═════ RECORDS SUPPLIED

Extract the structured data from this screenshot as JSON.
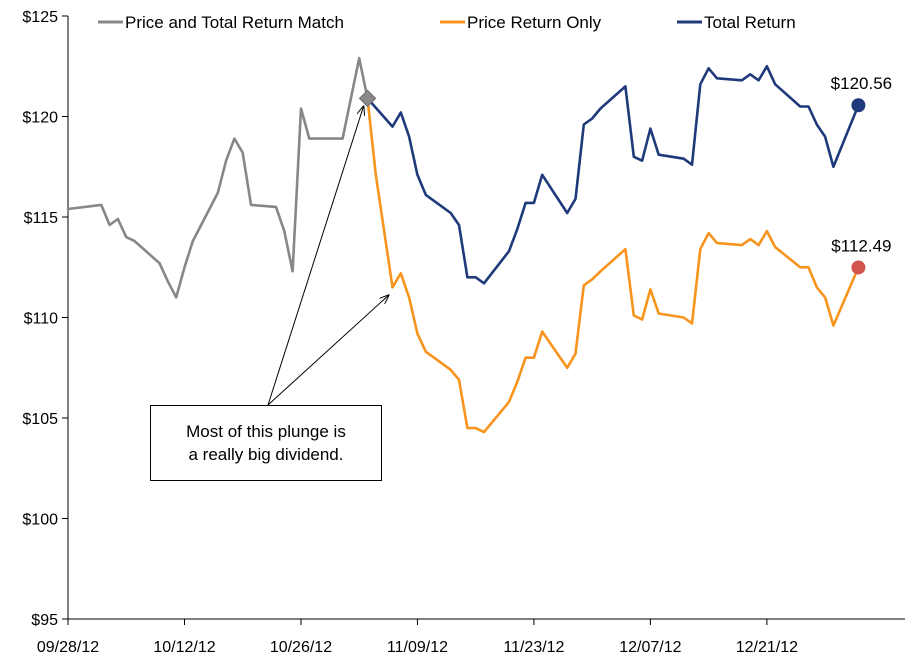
{
  "chart_data": {
    "type": "line",
    "x_tick_labels": [
      "09/28/12",
      "10/12/12",
      "10/26/12",
      "11/09/12",
      "11/23/12",
      "12/07/12",
      "12/21/12"
    ],
    "y_tick_labels": [
      "$95",
      "$100",
      "$105",
      "$110",
      "$115",
      "$120",
      "$125"
    ],
    "ylim": [
      95,
      125
    ],
    "grid": false,
    "legend_position": "top",
    "series": [
      {
        "name": "Price and Total Return Match",
        "color": "#878787",
        "points": [
          [
            "2012-09-28",
            115.4
          ],
          [
            "2012-10-02",
            115.6
          ],
          [
            "2012-10-03",
            114.6
          ],
          [
            "2012-10-04",
            114.9
          ],
          [
            "2012-10-05",
            114.0
          ],
          [
            "2012-10-06",
            113.8
          ],
          [
            "2012-10-09",
            112.7
          ],
          [
            "2012-10-10",
            111.8
          ],
          [
            "2012-10-11",
            111.0
          ],
          [
            "2012-10-12",
            112.5
          ],
          [
            "2012-10-13",
            113.8
          ],
          [
            "2012-10-16",
            116.2
          ],
          [
            "2012-10-17",
            117.8
          ],
          [
            "2012-10-18",
            118.9
          ],
          [
            "2012-10-19",
            118.2
          ],
          [
            "2012-10-20",
            115.6
          ],
          [
            "2012-10-23",
            115.5
          ],
          [
            "2012-10-24",
            114.3
          ],
          [
            "2012-10-25",
            112.3
          ],
          [
            "2012-10-26",
            120.4
          ],
          [
            "2012-10-27",
            118.9
          ],
          [
            "2012-10-31",
            118.9
          ],
          [
            "2012-11-01",
            120.9
          ],
          [
            "2012-11-02",
            122.9
          ],
          [
            "2012-11-03",
            120.9
          ]
        ]
      },
      {
        "name": "Price Return Only",
        "color": "#F7941D",
        "points": [
          [
            "2012-11-03",
            120.9
          ],
          [
            "2012-11-04",
            117.1
          ],
          [
            "2012-11-06",
            111.5
          ],
          [
            "2012-11-07",
            112.2
          ],
          [
            "2012-11-08",
            111.0
          ],
          [
            "2012-11-09",
            109.2
          ],
          [
            "2012-11-10",
            108.3
          ],
          [
            "2012-11-13",
            107.4
          ],
          [
            "2012-11-14",
            106.9
          ],
          [
            "2012-11-15",
            104.5
          ],
          [
            "2012-11-16",
            104.5
          ],
          [
            "2012-11-17",
            104.3
          ],
          [
            "2012-11-20",
            105.8
          ],
          [
            "2012-11-21",
            106.8
          ],
          [
            "2012-11-22",
            108.0
          ],
          [
            "2012-11-23",
            108.0
          ],
          [
            "2012-11-24",
            109.3
          ],
          [
            "2012-11-27",
            107.5
          ],
          [
            "2012-11-28",
            108.2
          ],
          [
            "2012-11-29",
            111.6
          ],
          [
            "2012-11-30",
            111.9
          ],
          [
            "2012-12-01",
            112.3
          ],
          [
            "2012-12-04",
            113.4
          ],
          [
            "2012-12-05",
            110.1
          ],
          [
            "2012-12-06",
            109.9
          ],
          [
            "2012-12-07",
            111.4
          ],
          [
            "2012-12-08",
            110.2
          ],
          [
            "2012-12-11",
            110.0
          ],
          [
            "2012-12-12",
            109.7
          ],
          [
            "2012-12-13",
            113.4
          ],
          [
            "2012-12-14",
            114.2
          ],
          [
            "2012-12-15",
            113.7
          ],
          [
            "2012-12-18",
            113.6
          ],
          [
            "2012-12-19",
            113.9
          ],
          [
            "2012-12-20",
            113.6
          ],
          [
            "2012-12-21",
            114.3
          ],
          [
            "2012-12-22",
            113.5
          ],
          [
            "2012-12-25",
            112.5
          ],
          [
            "2012-12-26",
            112.5
          ],
          [
            "2012-12-27",
            111.5
          ],
          [
            "2012-12-28",
            111.0
          ],
          [
            "2012-12-29",
            109.6
          ],
          [
            "2013-01-01",
            112.49
          ]
        ]
      },
      {
        "name": "Total Return",
        "color": "#1F3A7A",
        "points": [
          [
            "2012-11-03",
            120.9
          ],
          [
            "2012-11-06",
            119.5
          ],
          [
            "2012-11-07",
            120.2
          ],
          [
            "2012-11-08",
            119.0
          ],
          [
            "2012-11-09",
            117.1
          ],
          [
            "2012-11-10",
            116.1
          ],
          [
            "2012-11-13",
            115.2
          ],
          [
            "2012-11-14",
            114.6
          ],
          [
            "2012-11-15",
            112.0
          ],
          [
            "2012-11-16",
            112.0
          ],
          [
            "2012-11-17",
            111.7
          ],
          [
            "2012-11-20",
            113.3
          ],
          [
            "2012-11-21",
            114.4
          ],
          [
            "2012-11-22",
            115.7
          ],
          [
            "2012-11-23",
            115.7
          ],
          [
            "2012-11-24",
            117.1
          ],
          [
            "2012-11-27",
            115.2
          ],
          [
            "2012-11-28",
            115.9
          ],
          [
            "2012-11-29",
            119.6
          ],
          [
            "2012-11-30",
            119.9
          ],
          [
            "2012-12-01",
            120.4
          ],
          [
            "2012-12-04",
            121.5
          ],
          [
            "2012-12-05",
            118.0
          ],
          [
            "2012-12-06",
            117.8
          ],
          [
            "2012-12-07",
            119.4
          ],
          [
            "2012-12-08",
            118.1
          ],
          [
            "2012-12-11",
            117.9
          ],
          [
            "2012-12-12",
            117.6
          ],
          [
            "2012-12-13",
            121.6
          ],
          [
            "2012-12-14",
            122.4
          ],
          [
            "2012-12-15",
            121.9
          ],
          [
            "2012-12-18",
            121.8
          ],
          [
            "2012-12-19",
            122.1
          ],
          [
            "2012-12-20",
            121.8
          ],
          [
            "2012-12-21",
            122.5
          ],
          [
            "2012-12-22",
            121.6
          ],
          [
            "2012-12-25",
            120.5
          ],
          [
            "2012-12-26",
            120.5
          ],
          [
            "2012-12-27",
            119.6
          ],
          [
            "2012-12-28",
            119.0
          ],
          [
            "2012-12-29",
            117.5
          ],
          [
            "2013-01-01",
            120.56
          ]
        ]
      }
    ],
    "end_labels": [
      {
        "series": "Total Return",
        "text": "$120.56",
        "value": 120.56,
        "color": "#1F3A7A"
      },
      {
        "series": "Price Return Only",
        "text": "$112.49",
        "value": 112.49,
        "color": "#D2544F"
      }
    ],
    "annotation": {
      "lines": [
        "Most of this plunge  is",
        "a really big dividend."
      ],
      "targets": [
        {
          "x": "2012-11-03",
          "y": 120.9
        },
        {
          "x": "2012-11-06",
          "y": 111.5
        }
      ]
    }
  }
}
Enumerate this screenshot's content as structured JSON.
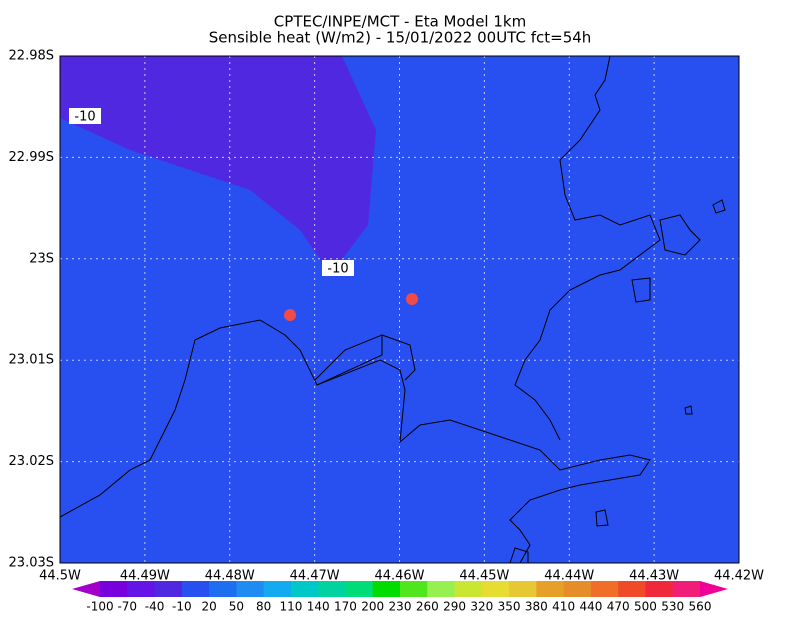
{
  "chart_data": {
    "type": "contour-map",
    "title": "CPTEC/INPE/MCT -  Eta Model 1km",
    "subtitle": "Sensible heat (W/m2) - 15/01/2022 00UTC fct=54h",
    "xlim": [
      -44.5,
      -44.42
    ],
    "ylim": [
      -23.03,
      -22.98
    ],
    "xticks": [
      {
        "value": -44.5,
        "label": "44.5W"
      },
      {
        "value": -44.49,
        "label": "44.49W"
      },
      {
        "value": -44.48,
        "label": "44.48W"
      },
      {
        "value": -44.47,
        "label": "44.47W"
      },
      {
        "value": -44.46,
        "label": "44.46W"
      },
      {
        "value": -44.45,
        "label": "44.45W"
      },
      {
        "value": -44.44,
        "label": "44.44W"
      },
      {
        "value": -44.43,
        "label": "44.43W"
      },
      {
        "value": -44.42,
        "label": "44.42W"
      }
    ],
    "yticks": [
      {
        "value": -22.98,
        "label": "22.98S"
      },
      {
        "value": -22.99,
        "label": "22.99S"
      },
      {
        "value": -23,
        "label": "23S"
      },
      {
        "value": -23.01,
        "label": "23.01S"
      },
      {
        "value": -23.02,
        "label": "23.02S"
      },
      {
        "value": -23.03,
        "label": "23.03S"
      }
    ],
    "grid": true,
    "contour_labels": [
      -10,
      -10
    ],
    "colorbar": {
      "levels": [
        -100,
        -70,
        -40,
        -10,
        20,
        50,
        80,
        110,
        140,
        170,
        200,
        230,
        260,
        290,
        320,
        350,
        380,
        410,
        440,
        470,
        500,
        530,
        560
      ],
      "colors": [
        "#a000c8",
        "#7800dc",
        "#6414e6",
        "#5028e0",
        "#2850f0",
        "#1e6ef0",
        "#1e8cf0",
        "#14aaf0",
        "#00c8c8",
        "#00d2a0",
        "#00dc78",
        "#00dc00",
        "#50e61e",
        "#96f050",
        "#c8e632",
        "#e6dc32",
        "#e6c832",
        "#e6a028",
        "#e68c28",
        "#f06e28",
        "#f04b28",
        "#f0283c",
        "#f01e78",
        "#f00096"
      ]
    }
  }
}
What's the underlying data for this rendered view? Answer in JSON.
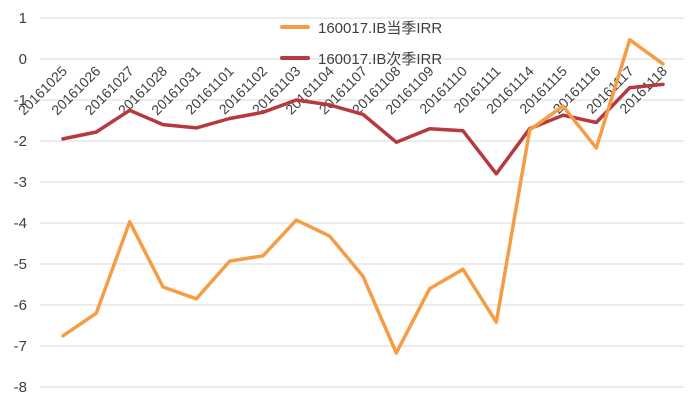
{
  "chart_data": {
    "type": "line",
    "title": "",
    "xlabel": "",
    "ylabel": "",
    "categories": [
      "20161025",
      "20161026",
      "20161027",
      "20161028",
      "20161031",
      "20161101",
      "20161102",
      "20161103",
      "20161104",
      "20161107",
      "20161108",
      "20161109",
      "20161110",
      "20161111",
      "20161114",
      "20161115",
      "20161116",
      "20161117",
      "20161118"
    ],
    "yticks": [
      "1",
      "0",
      "-1",
      "-2",
      "-3",
      "-4",
      "-5",
      "-6",
      "-7",
      "-8"
    ],
    "ylim": [
      -8,
      1
    ],
    "grid": true,
    "legend_position": "top-center",
    "series": [
      {
        "name": "160017.IB当季IRR",
        "color": "#F59D45",
        "values": [
          -6.75,
          -6.2,
          -3.97,
          -5.56,
          -5.85,
          -4.93,
          -4.8,
          -3.93,
          -4.32,
          -5.3,
          -7.17,
          -5.6,
          -5.13,
          -6.42,
          -1.73,
          -1.15,
          -2.17,
          0.47,
          -0.12
        ]
      },
      {
        "name": "160017.IB次季IRR",
        "color": "#B5393E",
        "values": [
          -1.95,
          -1.78,
          -1.25,
          -1.6,
          -1.68,
          -1.45,
          -1.3,
          -1.0,
          -1.12,
          -1.35,
          -2.03,
          -1.7,
          -1.75,
          -2.8,
          -1.7,
          -1.37,
          -1.55,
          -0.7,
          -0.62
        ]
      }
    ]
  }
}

══════════

> [STATED PROBLEM] Of the lines in this material, state how many hold the string "Return". Write no other words.

> [EXERCISE RESPONSE] 5